Exercise goal: Each entry should be quoted word for word, including every mark of punctuation.

***** Input rows *****

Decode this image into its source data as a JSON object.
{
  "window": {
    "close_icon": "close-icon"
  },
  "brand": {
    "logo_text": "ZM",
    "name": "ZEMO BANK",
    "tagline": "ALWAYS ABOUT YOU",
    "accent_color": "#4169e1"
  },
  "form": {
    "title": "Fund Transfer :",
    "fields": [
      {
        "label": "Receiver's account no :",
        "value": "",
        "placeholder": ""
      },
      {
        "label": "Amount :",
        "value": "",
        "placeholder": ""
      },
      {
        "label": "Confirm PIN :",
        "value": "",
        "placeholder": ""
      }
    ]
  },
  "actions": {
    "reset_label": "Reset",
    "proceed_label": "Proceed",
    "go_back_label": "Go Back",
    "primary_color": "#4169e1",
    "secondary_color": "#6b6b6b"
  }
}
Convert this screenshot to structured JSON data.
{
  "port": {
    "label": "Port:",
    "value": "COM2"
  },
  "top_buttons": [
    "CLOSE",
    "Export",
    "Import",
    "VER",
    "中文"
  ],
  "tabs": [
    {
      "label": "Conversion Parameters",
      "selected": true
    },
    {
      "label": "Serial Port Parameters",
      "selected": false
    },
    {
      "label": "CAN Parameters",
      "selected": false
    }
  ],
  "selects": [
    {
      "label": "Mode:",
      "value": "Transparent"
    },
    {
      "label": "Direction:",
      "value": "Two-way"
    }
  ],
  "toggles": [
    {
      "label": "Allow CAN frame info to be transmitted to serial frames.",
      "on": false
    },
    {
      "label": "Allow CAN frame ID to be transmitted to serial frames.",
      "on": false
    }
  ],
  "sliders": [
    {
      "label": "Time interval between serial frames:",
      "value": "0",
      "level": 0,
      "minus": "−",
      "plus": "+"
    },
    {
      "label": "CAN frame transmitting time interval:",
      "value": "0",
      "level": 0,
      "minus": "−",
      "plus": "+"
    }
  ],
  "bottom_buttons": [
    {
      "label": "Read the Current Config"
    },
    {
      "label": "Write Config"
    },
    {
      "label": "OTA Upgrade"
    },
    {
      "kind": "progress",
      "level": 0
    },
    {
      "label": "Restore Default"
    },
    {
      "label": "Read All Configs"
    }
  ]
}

*****

Exercise answer:
Decode this image into its source data as a JSON object.
{
  "window": {
    "close_icon": "close-icon"
  },
  "brand": {
    "logo_text": "ZM",
    "name": "ZEMO BANK",
    "tagline": "ALWAYS ABOUT YOU",
    "accent_color": "#4169e1"
  },
  "form": {
    "title": "Fund Transfer :",
    "fields": [
      {
        "label": "Receiver's account no :",
        "value": "",
        "placeholder": ""
      },
      {
        "label": "Amount :",
        "value": "",
        "placeholder": ""
      },
      {
        "label": "Confirm PIN :",
        "value": "",
        "placeholder": ""
      }
    ]
  },
  "actions": {
    "reset_label": "Reset",
    "proceed_label": "Proceed",
    "go_back_label": "Go Back",
    "primary_color": "#4169e1",
    "secondary_color": "#6b6b6b"
  }
}
Convert this screenshot to structured JSON data.
{
  "port": {
    "label": "Port:",
    "value": "COM2"
  },
  "top_buttons": [
    "CLOSE",
    "Export",
    "Import",
    "VER",
    "中文"
  ],
  "tabs": [
    {
      "label": "Conversion Parameters",
      "selected": true
    },
    {
      "label": "Serial Port Parameters",
      "selected": false
    },
    {
      "label": "CAN Parameters",
      "selected": false
    }
  ],
  "selects": [
    {
      "label": "Mode:",
      "value": "Transparent"
    },
    {
      "label": "Direction:",
      "value": "Two-way"
    }
  ],
  "toggles": [
    {
      "label": "Allow CAN frame info to be transmitted to serial frames.",
      "on": false
    },
    {
      "label": "Allow CAN frame ID to be transmitted to serial frames.",
      "on": false
    }
  ],
  "sliders": [
    {
      "label": "Time interval between serial frames:",
      "value": "0",
      "level": 0,
      "minus": "−",
      "plus": "+"
    },
    {
      "label": "CAN frame transmitting time interval:",
      "value": "0",
      "level": 0,
      "minus": "−",
      "plus": "+"
    }
  ],
  "bottom_buttons": [
    {
      "label": "Read the Current Config"
    },
    {
      "label": "Write Config"
    },
    {
      "label": "OTA Upgrade"
    },
    {
      "kind": "progress",
      "level": 0
    },
    {
      "label": "Restore Default"
    },
    {
      "label": "Read All Configs"
    }
  ]
}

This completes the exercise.